## START

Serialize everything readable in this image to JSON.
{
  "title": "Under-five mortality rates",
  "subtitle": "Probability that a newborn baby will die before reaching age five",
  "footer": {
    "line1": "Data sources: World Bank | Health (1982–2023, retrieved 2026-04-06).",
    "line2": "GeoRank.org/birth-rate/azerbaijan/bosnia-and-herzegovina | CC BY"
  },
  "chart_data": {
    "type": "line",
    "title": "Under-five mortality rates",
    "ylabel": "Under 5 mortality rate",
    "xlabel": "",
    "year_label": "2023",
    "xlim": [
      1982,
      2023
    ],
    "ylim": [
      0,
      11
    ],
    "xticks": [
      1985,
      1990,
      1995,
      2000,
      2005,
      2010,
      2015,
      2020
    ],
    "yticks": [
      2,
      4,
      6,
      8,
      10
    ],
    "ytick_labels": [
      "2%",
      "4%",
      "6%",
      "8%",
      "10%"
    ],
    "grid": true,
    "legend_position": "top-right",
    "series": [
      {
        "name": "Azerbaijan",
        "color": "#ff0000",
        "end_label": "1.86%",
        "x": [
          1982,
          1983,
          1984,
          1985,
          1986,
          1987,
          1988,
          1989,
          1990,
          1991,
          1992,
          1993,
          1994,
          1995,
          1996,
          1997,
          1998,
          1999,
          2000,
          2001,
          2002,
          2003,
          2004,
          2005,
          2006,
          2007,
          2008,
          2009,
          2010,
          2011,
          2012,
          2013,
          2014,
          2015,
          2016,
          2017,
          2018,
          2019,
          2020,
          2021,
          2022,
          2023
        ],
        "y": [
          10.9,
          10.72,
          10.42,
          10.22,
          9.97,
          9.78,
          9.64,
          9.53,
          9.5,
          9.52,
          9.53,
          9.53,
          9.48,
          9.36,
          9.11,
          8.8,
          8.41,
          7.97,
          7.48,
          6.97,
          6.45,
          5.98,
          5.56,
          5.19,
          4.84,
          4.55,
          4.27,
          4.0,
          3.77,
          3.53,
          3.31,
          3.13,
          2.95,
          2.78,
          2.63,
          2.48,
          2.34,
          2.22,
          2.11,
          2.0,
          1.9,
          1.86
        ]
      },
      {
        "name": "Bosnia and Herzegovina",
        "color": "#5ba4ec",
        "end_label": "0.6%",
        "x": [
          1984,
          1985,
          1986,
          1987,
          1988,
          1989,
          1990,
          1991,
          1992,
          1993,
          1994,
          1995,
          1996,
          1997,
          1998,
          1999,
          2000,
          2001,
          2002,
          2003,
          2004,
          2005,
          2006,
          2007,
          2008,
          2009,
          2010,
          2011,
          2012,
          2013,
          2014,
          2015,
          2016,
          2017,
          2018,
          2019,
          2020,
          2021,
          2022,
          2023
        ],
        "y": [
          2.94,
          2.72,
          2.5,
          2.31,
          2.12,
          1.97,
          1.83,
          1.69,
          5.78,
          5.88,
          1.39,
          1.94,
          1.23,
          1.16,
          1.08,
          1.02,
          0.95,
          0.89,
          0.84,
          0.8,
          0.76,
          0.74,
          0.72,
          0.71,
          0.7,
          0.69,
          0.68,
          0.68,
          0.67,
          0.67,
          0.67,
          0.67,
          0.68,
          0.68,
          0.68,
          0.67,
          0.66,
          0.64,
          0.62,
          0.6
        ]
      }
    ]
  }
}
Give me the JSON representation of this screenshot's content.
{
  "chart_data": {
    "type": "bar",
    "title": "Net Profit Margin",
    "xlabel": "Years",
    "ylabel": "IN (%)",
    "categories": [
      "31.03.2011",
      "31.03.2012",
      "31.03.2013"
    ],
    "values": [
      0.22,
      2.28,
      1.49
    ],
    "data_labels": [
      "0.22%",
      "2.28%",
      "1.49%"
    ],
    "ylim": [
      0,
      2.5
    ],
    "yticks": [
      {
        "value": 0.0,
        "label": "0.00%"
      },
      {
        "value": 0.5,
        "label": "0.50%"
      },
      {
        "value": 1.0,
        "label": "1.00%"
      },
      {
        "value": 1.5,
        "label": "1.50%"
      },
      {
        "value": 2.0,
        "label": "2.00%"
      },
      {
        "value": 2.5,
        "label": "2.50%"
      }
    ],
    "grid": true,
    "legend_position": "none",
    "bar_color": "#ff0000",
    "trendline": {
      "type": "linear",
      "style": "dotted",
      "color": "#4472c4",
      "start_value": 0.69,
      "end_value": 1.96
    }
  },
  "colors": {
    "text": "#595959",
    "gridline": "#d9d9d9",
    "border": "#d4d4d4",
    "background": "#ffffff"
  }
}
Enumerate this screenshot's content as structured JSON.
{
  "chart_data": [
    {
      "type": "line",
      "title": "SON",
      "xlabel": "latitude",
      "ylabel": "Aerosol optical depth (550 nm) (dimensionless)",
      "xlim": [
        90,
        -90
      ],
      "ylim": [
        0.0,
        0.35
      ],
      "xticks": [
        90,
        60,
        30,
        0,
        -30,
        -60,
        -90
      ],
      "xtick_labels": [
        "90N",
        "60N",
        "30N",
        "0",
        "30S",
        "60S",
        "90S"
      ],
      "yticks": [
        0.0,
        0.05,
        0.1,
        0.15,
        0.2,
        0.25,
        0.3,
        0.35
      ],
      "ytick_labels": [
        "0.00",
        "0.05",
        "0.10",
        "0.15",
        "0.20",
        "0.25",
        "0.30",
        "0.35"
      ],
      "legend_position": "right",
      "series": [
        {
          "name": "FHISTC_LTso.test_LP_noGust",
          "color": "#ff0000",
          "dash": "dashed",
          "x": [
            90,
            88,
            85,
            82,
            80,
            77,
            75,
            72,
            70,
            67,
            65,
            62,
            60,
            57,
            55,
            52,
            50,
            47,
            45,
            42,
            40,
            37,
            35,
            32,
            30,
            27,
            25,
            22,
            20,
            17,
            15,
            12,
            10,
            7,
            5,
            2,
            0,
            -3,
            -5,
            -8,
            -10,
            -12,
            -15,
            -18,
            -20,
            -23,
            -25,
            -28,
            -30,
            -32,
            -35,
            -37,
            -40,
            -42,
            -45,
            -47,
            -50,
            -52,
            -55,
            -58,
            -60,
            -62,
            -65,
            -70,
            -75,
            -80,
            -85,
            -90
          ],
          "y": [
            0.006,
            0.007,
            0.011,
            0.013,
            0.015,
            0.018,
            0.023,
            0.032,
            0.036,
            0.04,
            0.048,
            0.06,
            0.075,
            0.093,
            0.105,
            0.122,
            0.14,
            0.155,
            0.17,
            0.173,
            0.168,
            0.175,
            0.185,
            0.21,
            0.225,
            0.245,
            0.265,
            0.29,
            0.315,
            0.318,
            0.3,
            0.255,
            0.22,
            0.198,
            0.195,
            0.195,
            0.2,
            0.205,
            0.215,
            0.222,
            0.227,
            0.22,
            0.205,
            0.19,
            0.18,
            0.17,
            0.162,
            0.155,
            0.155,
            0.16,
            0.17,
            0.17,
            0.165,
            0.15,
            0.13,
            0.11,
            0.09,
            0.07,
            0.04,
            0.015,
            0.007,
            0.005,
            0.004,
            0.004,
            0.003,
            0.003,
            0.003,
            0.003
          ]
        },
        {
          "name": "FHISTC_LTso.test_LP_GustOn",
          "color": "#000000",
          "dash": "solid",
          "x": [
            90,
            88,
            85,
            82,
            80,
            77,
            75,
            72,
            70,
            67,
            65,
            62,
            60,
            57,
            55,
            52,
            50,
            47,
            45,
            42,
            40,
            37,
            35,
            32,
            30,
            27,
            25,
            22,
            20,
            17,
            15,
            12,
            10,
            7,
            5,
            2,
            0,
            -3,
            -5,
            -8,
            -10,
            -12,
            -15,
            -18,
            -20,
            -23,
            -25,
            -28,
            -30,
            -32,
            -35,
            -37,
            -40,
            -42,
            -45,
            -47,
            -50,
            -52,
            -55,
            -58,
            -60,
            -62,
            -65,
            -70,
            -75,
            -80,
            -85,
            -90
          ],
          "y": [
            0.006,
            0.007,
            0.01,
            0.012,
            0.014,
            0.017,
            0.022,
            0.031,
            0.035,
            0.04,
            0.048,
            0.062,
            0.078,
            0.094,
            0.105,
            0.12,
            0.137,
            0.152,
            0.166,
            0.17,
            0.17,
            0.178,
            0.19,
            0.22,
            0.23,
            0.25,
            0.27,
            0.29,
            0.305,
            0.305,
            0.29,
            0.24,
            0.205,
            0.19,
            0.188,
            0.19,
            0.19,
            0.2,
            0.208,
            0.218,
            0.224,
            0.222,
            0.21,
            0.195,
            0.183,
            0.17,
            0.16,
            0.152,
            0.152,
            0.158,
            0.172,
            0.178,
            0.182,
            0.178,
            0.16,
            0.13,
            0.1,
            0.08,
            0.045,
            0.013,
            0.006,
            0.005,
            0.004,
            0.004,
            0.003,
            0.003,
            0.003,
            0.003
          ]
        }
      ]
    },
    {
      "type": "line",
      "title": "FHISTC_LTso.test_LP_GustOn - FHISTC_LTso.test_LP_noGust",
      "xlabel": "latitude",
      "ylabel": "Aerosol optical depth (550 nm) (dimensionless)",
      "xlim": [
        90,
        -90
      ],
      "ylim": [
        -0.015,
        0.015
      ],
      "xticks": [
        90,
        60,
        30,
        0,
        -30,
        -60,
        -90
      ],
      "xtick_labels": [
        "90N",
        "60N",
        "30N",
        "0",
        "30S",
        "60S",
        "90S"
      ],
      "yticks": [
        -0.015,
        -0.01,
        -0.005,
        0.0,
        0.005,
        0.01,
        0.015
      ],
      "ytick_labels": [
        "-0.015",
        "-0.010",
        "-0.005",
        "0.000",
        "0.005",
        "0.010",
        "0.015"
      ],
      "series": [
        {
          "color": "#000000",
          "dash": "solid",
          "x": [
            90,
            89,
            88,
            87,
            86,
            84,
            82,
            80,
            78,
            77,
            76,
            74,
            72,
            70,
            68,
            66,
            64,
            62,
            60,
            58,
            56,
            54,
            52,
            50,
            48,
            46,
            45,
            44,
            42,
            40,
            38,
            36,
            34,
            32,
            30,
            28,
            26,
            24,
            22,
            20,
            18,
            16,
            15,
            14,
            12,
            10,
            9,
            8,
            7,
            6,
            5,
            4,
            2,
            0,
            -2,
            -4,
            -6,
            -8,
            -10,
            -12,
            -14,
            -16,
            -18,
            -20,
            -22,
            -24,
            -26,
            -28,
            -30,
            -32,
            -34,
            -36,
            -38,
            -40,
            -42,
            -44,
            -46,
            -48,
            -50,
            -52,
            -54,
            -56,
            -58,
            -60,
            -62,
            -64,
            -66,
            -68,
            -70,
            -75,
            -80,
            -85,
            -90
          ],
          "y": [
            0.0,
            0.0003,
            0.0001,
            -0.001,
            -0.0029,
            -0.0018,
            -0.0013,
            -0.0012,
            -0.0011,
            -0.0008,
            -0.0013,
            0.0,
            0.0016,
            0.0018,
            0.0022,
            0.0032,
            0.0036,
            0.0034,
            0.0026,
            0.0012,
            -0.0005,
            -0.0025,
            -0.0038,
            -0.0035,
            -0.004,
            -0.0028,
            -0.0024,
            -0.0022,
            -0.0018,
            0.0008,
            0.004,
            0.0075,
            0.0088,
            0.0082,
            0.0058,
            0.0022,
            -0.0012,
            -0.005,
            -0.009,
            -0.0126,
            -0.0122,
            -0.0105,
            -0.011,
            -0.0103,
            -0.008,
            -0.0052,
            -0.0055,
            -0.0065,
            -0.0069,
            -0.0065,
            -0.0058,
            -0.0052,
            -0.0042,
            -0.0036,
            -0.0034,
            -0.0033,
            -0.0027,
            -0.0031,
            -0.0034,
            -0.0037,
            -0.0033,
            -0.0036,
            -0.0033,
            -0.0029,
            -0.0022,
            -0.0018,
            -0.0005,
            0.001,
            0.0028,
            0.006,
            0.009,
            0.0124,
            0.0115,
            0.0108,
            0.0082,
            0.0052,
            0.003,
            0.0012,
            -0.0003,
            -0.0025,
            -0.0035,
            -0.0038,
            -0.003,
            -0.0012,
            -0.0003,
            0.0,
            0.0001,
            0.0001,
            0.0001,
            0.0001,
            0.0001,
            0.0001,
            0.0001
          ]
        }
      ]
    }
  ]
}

## END

» **WRITTEN INSTRUCTION**
Scan the listing above for the word "screenshot" and show each line where it is found.

» **TASK SOLUTION**
Give me the JSON representation of this screenshot's content.
Enumerate this screenshot's content as structured JSON.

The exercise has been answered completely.